→ **SET TASK**
Leaving out the pictures, please retype each record exactly.

Collected data entries
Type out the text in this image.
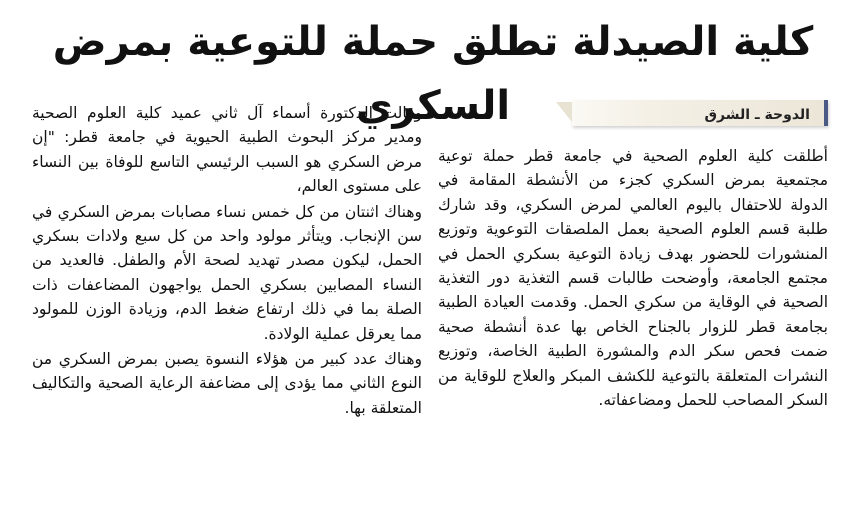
كلية الصيدلة تطلق حملة للتوعية بمرض السكري	الدوحة ـ الشرق

أطلقت كلية العلوم الصحية في جامعة قطر حملة توعية مجتمعية بمرض السكري كجزء من الأنشطة المقامة في الدولة للاحتفال باليوم العالمي لمرض السكري، وقد شارك طلبة قسم العلوم الصحية بعمل الملصقات التوعوية وتوزيع المنشورات للحضور بهدف زيادة التوعية بسكري الحمل في مجتمع الجامعة، وأوضحت طالبات قسم التغذية دور التغذية الصحية في الوقاية من سكري الحمل. وقدمت العيادة الطبية بجامعة قطر للزوار بالجناح الخاص بها عدة أنشطة صحية ضمت فحص سكر الدم والمشورة الطبية الخاصة، وتوزيع النشرات المتعلقة بالتوعية للكشف المبكر والعلاج للوقاية من السكر المصاحب للحمل ومضاعفاته.

وقالت الدكتورة أسماء آل ثاني عميد كلية العلوم الصحية ومدير مركز البحوث الطبية الحيوية في جامعة قطر: "إن مرض السكري هو السبب الرئيسي التاسع للوفاة بين النساء على مستوى العالم،

وهناك اثنتان من كل خمس نساء مصابات بمرض السكري في سن الإنجاب. ويتأثر مولود واحد من كل سبع ولادات بسكري الحمل، ليكون مصدر تهديد لصحة الأم والطفل. فالعديد من النساء المصابين بسكري الحمل يواجهون المضاعفات ذات الصلة بما في ذلك ارتفاع ضغط الدم، وزيادة الوزن للمولود مما يعرقل عملية الولادة.

وهناك عدد كبير من هؤلاء النسوة يصبن بمرض السكري من النوع الثاني مما يؤدى إلى مضاعفة الرعاية الصحية والتكاليف المتعلقة بها.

→ **CORRECT ANSWER**
Type out the text in this image.
كلية الصيدلة تطلق حملة للتوعية بمرض السكري	الدوحة ـ الشرق

أطلقت كلية العلوم الصحية في جامعة قطر حملة توعية مجتمعية بمرض السكري كجزء من الأنشطة المقامة في الدولة للاحتفال باليوم العالمي لمرض السكري، وقد شارك طلبة قسم العلوم الصحية بعمل الملصقات التوعوية وتوزيع المنشورات للحضور بهدف زيادة التوعية بسكري الحمل في مجتمع الجامعة، وأوضحت طالبات قسم التغذية دور التغذية الصحية في الوقاية من سكري الحمل. وقدمت العيادة الطبية بجامعة قطر للزوار بالجناح الخاص بها عدة أنشطة صحية ضمت فحص سكر الدم والمشورة الطبية الخاصة، وتوزيع النشرات المتعلقة بالتوعية للكشف المبكر والعلاج للوقاية من السكر المصاحب للحمل ومضاعفاته.

وقالت الدكتورة أسماء آل ثاني عميد كلية العلوم الصحية ومدير مركز البحوث الطبية الحيوية في جامعة قطر: "إن مرض السكري هو السبب الرئيسي التاسع للوفاة بين النساء على مستوى العالم،

وهناك اثنتان من كل خمس نساء مصابات بمرض السكري في سن الإنجاب. ويتأثر مولود واحد من كل سبع ولادات بسكري الحمل، ليكون مصدر تهديد لصحة الأم والطفل. فالعديد من النساء المصابين بسكري الحمل يواجهون المضاعفات ذات الصلة بما في ذلك ارتفاع ضغط الدم، وزيادة الوزن للمولود مما يعرقل عملية الولادة.

وهناك عدد كبير من هؤلاء النسوة يصبن بمرض السكري من النوع الثاني مما يؤدى إلى مضاعفة الرعاية الصحية والتكاليف المتعلقة بها.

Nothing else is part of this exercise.